___ Data

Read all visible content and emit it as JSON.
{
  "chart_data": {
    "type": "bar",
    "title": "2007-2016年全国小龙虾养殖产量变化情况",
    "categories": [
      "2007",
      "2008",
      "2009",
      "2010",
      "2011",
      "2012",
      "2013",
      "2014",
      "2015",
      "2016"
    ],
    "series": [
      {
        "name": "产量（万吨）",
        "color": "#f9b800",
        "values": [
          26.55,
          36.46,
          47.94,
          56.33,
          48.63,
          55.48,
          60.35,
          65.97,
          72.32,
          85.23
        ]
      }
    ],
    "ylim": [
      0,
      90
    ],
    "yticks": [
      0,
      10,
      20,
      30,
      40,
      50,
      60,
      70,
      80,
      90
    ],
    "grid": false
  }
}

______

Task statement:
Take the data above and return it exactly.

The result:
Read all visible content and emit it as JSON.
{
  "chart_data": {
    "type": "bar",
    "title": "2007-2016年全国小龙虾养殖产量变化情况",
    "categories": [
      "2007",
      "2008",
      "2009",
      "2010",
      "2011",
      "2012",
      "2013",
      "2014",
      "2015",
      "2016"
    ],
    "series": [
      {
        "name": "产量（万吨）",
        "color": "#f9b800",
        "values": [
          26.55,
          36.46,
          47.94,
          56.33,
          48.63,
          55.48,
          60.35,
          65.97,
          72.32,
          85.23
        ]
      }
    ],
    "ylim": [
      0,
      90
    ],
    "yticks": [
      0,
      10,
      20,
      30,
      40,
      50,
      60,
      70,
      80,
      90
    ],
    "grid": false
  }
}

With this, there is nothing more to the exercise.